# Problem requirements
Convert the entries below into a numbered list with one line per item, leaving out any blank lines.

___ Exercise material ___

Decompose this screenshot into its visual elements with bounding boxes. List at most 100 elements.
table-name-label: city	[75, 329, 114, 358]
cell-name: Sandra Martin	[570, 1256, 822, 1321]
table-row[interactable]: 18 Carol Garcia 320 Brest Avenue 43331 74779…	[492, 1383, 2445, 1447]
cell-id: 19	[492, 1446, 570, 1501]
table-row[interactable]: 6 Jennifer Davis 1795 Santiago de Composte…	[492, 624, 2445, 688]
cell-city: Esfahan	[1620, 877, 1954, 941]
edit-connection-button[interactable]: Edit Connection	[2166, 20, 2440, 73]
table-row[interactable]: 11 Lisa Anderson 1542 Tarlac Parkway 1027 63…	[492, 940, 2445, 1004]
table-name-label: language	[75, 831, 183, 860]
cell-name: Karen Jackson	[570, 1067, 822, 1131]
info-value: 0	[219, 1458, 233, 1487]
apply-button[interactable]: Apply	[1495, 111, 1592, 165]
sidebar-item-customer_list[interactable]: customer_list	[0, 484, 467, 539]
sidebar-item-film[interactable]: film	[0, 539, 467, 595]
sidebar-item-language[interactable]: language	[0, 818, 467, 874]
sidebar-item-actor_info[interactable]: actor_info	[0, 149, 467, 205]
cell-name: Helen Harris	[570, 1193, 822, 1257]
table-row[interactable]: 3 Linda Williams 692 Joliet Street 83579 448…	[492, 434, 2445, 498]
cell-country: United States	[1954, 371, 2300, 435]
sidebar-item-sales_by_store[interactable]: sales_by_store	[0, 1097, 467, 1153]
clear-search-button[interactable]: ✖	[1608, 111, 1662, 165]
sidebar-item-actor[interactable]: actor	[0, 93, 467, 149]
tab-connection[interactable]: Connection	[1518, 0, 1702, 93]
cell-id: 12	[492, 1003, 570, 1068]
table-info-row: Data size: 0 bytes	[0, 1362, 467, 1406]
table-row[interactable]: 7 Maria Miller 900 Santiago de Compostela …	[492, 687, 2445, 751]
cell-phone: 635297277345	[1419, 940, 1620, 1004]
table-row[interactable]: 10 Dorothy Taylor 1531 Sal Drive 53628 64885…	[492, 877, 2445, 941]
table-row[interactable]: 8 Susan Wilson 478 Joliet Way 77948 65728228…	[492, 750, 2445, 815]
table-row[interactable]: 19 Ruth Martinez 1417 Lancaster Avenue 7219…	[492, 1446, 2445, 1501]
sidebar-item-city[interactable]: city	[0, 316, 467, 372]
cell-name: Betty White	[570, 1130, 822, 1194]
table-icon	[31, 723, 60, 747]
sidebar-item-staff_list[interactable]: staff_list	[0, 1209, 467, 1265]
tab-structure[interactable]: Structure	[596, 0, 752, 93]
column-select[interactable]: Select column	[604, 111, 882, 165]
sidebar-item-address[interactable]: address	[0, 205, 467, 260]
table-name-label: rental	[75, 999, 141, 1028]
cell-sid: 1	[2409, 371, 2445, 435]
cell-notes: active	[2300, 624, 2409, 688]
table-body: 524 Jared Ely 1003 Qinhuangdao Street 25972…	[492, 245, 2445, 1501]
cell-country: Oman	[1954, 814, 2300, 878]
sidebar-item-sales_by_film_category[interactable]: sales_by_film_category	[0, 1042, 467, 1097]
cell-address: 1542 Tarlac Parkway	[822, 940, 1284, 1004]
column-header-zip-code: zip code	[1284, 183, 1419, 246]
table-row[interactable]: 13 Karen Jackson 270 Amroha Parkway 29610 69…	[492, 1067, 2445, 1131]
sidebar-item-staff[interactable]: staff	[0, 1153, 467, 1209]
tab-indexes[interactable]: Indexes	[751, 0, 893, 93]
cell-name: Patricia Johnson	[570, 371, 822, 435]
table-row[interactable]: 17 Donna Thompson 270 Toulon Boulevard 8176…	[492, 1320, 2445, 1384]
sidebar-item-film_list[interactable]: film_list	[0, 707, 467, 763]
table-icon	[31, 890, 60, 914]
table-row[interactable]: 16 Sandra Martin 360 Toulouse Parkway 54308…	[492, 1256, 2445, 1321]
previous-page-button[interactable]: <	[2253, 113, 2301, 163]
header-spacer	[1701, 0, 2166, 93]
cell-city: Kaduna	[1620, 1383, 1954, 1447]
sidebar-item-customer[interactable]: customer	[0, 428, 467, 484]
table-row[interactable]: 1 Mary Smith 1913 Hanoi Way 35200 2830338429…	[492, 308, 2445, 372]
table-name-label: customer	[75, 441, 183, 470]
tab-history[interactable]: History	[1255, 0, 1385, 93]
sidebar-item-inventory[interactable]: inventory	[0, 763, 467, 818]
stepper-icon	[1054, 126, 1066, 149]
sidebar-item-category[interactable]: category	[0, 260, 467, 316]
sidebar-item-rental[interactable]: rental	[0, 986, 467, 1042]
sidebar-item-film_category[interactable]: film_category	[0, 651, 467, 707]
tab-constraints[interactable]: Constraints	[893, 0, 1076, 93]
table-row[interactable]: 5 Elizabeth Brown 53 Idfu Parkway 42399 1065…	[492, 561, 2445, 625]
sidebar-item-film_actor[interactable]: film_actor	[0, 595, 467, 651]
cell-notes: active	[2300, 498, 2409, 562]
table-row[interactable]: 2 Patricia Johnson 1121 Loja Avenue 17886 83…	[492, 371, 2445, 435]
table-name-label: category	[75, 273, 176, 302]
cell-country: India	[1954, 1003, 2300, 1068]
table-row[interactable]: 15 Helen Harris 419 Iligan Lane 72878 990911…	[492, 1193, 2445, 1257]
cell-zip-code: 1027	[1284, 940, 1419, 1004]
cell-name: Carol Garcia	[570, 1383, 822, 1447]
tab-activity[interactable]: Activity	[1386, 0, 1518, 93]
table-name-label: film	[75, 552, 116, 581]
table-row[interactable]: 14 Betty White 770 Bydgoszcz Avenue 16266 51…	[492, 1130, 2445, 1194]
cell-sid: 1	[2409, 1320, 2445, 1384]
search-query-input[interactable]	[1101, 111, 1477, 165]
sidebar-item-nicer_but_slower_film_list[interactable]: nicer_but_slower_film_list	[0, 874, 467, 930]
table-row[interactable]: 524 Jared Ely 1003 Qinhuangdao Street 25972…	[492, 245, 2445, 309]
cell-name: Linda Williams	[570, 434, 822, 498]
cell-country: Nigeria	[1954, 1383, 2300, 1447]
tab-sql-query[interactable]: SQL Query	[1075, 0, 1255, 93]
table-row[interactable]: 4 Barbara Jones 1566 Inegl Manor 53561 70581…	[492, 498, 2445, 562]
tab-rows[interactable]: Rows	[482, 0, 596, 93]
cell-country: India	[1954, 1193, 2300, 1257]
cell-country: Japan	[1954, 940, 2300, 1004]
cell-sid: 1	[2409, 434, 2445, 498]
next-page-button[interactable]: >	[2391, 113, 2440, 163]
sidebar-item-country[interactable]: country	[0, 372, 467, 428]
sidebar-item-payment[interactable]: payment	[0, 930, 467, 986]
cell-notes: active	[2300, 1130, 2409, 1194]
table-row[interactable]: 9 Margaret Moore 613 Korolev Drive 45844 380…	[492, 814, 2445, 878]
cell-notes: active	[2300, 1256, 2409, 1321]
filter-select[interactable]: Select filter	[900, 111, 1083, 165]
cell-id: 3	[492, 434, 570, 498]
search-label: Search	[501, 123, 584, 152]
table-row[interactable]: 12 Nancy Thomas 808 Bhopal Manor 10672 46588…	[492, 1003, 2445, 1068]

___

# Solution to this exercise
1. Decompose this screenshot into its visual elements with bounding boxes. List at most 100 elements.
2. table-name-label: city	[75, 329, 114, 358]
3. cell-name: Sandra Martin	[570, 1256, 822, 1321]
4. table-row[interactable]: 18 Carol Garcia 320 Brest Avenue 43331 74779…	[492, 1383, 2445, 1447]
5. cell-id: 19	[492, 1446, 570, 1501]
6. table-row[interactable]: 6 Jennifer Davis 1795 Santiago de Composte…	[492, 624, 2445, 688]
7. cell-city: Esfahan	[1620, 877, 1954, 941]
8. edit-connection-button[interactable]: Edit Connection	[2166, 20, 2440, 73]
9. table-row[interactable]: 11 Lisa Anderson 1542 Tarlac Parkway 1027 63…	[492, 940, 2445, 1004]
10. table-name-label: language	[75, 831, 183, 860]
11. cell-name: Karen Jackson	[570, 1067, 822, 1131]
12. info-value: 0	[219, 1458, 233, 1487]
13. apply-button[interactable]: Apply	[1495, 111, 1592, 165]
14. sidebar-item-customer_list[interactable]: customer_list	[0, 484, 467, 539]
15. sidebar-item-film[interactable]: film	[0, 539, 467, 595]
16. sidebar-item-language[interactable]: language	[0, 818, 467, 874]
17. sidebar-item-actor_info[interactable]: actor_info	[0, 149, 467, 205]
18. cell-name: Helen Harris	[570, 1193, 822, 1257]
19. table-row[interactable]: 3 Linda Williams 692 Joliet Street 83579 448…	[492, 434, 2445, 498]
20. cell-country: United States	[1954, 371, 2300, 435]
21. sidebar-item-sales_by_store[interactable]: sales_by_store	[0, 1097, 467, 1153]
22. clear-search-button[interactable]: ✖	[1608, 111, 1662, 165]
23. sidebar-item-actor[interactable]: actor	[0, 93, 467, 149]
24. tab-connection[interactable]: Connection	[1518, 0, 1702, 93]
25. cell-id: 12	[492, 1003, 570, 1068]
26. table-info-row: Data size: 0 bytes	[0, 1362, 467, 1406]
27. table-row[interactable]: 7 Maria Miller 900 Santiago de Compostela …	[492, 687, 2445, 751]
28. cell-phone: 635297277345	[1419, 940, 1620, 1004]
29. table-row[interactable]: 10 Dorothy Taylor 1531 Sal Drive 53628 64885…	[492, 877, 2445, 941]
30. table-row[interactable]: 8 Susan Wilson 478 Joliet Way 77948 65728228…	[492, 750, 2445, 815]
31. table-row[interactable]: 19 Ruth Martinez 1417 Lancaster Avenue 7219…	[492, 1446, 2445, 1501]
32. sidebar-item-city[interactable]: city	[0, 316, 467, 372]
33. cell-name: Betty White	[570, 1130, 822, 1194]
34. table-icon	[31, 723, 60, 747]
35. sidebar-item-staff_list[interactable]: staff_list	[0, 1209, 467, 1265]
36. tab-structure[interactable]: Structure	[596, 0, 752, 93]
37. column-select[interactable]: Select column	[604, 111, 882, 165]
38. sidebar-item-address[interactable]: address	[0, 205, 467, 260]
39. table-name-label: rental	[75, 999, 141, 1028]
40. cell-sid: 1	[2409, 371, 2445, 435]
41. cell-notes: active	[2300, 624, 2409, 688]
42. table-body: 524 Jared Ely 1003 Qinhuangdao Street 25972…	[492, 245, 2445, 1501]
43. cell-country: Oman	[1954, 814, 2300, 878]
44. sidebar-item-sales_by_film_category[interactable]: sales_by_film_category	[0, 1042, 467, 1097]
45. cell-address: 1542 Tarlac Parkway	[822, 940, 1284, 1004]
46. column-header-zip-code: zip code	[1284, 183, 1419, 246]
47. table-row[interactable]: 13 Karen Jackson 270 Amroha Parkway 29610 69…	[492, 1067, 2445, 1131]
48. sidebar-item-staff[interactable]: staff	[0, 1153, 467, 1209]
49. tab-indexes[interactable]: Indexes	[751, 0, 893, 93]
50. cell-name: Patricia Johnson	[570, 371, 822, 435]
51. table-row[interactable]: 17 Donna Thompson 270 Toulon Boulevard 8176…	[492, 1320, 2445, 1384]
52. sidebar-item-film_list[interactable]: film_list	[0, 707, 467, 763]
53. table-icon	[31, 890, 60, 914]
54. table-row[interactable]: 16 Sandra Martin 360 Toulouse Parkway 54308…	[492, 1256, 2445, 1321]
55. previous-page-button[interactable]: <	[2253, 113, 2301, 163]
56. header-spacer	[1701, 0, 2166, 93]
57. cell-city: Kaduna	[1620, 1383, 1954, 1447]
58. sidebar-item-customer[interactable]: customer	[0, 428, 467, 484]
59. table-row[interactable]: 1 Mary Smith 1913 Hanoi Way 35200 2830338429…	[492, 308, 2445, 372]
60. table-name-label: customer	[75, 441, 183, 470]
61. tab-history[interactable]: History	[1255, 0, 1385, 93]
62. sidebar-item-inventory[interactable]: inventory	[0, 763, 467, 818]
63. stepper-icon	[1054, 126, 1066, 149]
64. sidebar-item-category[interactable]: category	[0, 260, 467, 316]
65. sidebar-item-rental[interactable]: rental	[0, 986, 467, 1042]
66. sidebar-item-film_category[interactable]: film_category	[0, 651, 467, 707]
67. tab-constraints[interactable]: Constraints	[893, 0, 1076, 93]
68. table-row[interactable]: 5 Elizabeth Brown 53 Idfu Parkway 42399 1065…	[492, 561, 2445, 625]
69. sidebar-item-film_actor[interactable]: film_actor	[0, 595, 467, 651]
70. cell-notes: active	[2300, 498, 2409, 562]
71. table-row[interactable]: 2 Patricia Johnson 1121 Loja Avenue 17886 83…	[492, 371, 2445, 435]
72. table-name-label: category	[75, 273, 176, 302]
73. cell-country: India	[1954, 1003, 2300, 1068]
74. table-row[interactable]: 15 Helen Harris 419 Iligan Lane 72878 990911…	[492, 1193, 2445, 1257]
75. cell-zip-code: 1027	[1284, 940, 1419, 1004]
76. cell-name: Carol Garcia	[570, 1383, 822, 1447]
77. tab-activity[interactable]: Activity	[1386, 0, 1518, 93]
78. table-name-label: film	[75, 552, 116, 581]
79. table-row[interactable]: 14 Betty White 770 Bydgoszcz Avenue 16266 51…	[492, 1130, 2445, 1194]
80. cell-sid: 1	[2409, 1320, 2445, 1384]
81. search-query-input[interactable]	[1101, 111, 1477, 165]
82. sidebar-item-nicer_but_slower_film_list[interactable]: nicer_but_slower_film_list	[0, 874, 467, 930]
83. table-row[interactable]: 524 Jared Ely 1003 Qinhuangdao Street 25972…	[492, 245, 2445, 309]
84. cell-name: Linda Williams	[570, 434, 822, 498]
85. cell-country: Nigeria	[1954, 1383, 2300, 1447]
86. tab-sql-query[interactable]: SQL Query	[1075, 0, 1255, 93]
87. table-row[interactable]: 4 Barbara Jones 1566 Inegl Manor 53561 70581…	[492, 498, 2445, 562]
88. tab-rows[interactable]: Rows	[482, 0, 596, 93]
89. cell-country: India	[1954, 1193, 2300, 1257]
90. cell-country: Japan	[1954, 940, 2300, 1004]
91. cell-sid: 1	[2409, 434, 2445, 498]
92. next-page-button[interactable]: >	[2391, 113, 2440, 163]
93. sidebar-item-country[interactable]: country	[0, 372, 467, 428]
94. sidebar-item-payment[interactable]: payment	[0, 930, 467, 986]
95. cell-notes: active	[2300, 1130, 2409, 1194]
96. table-row[interactable]: 9 Margaret Moore 613 Korolev Drive 45844 380…	[492, 814, 2445, 878]
97. cell-notes: active	[2300, 1256, 2409, 1321]
98. filter-select[interactable]: Select filter	[900, 111, 1083, 165]
99. cell-id: 3	[492, 434, 570, 498]
100. search-label: Search	[501, 123, 584, 152]
101. table-row[interactable]: 12 Nancy Thomas 808 Bhopal Manor 10672 46588…	[492, 1003, 2445, 1068]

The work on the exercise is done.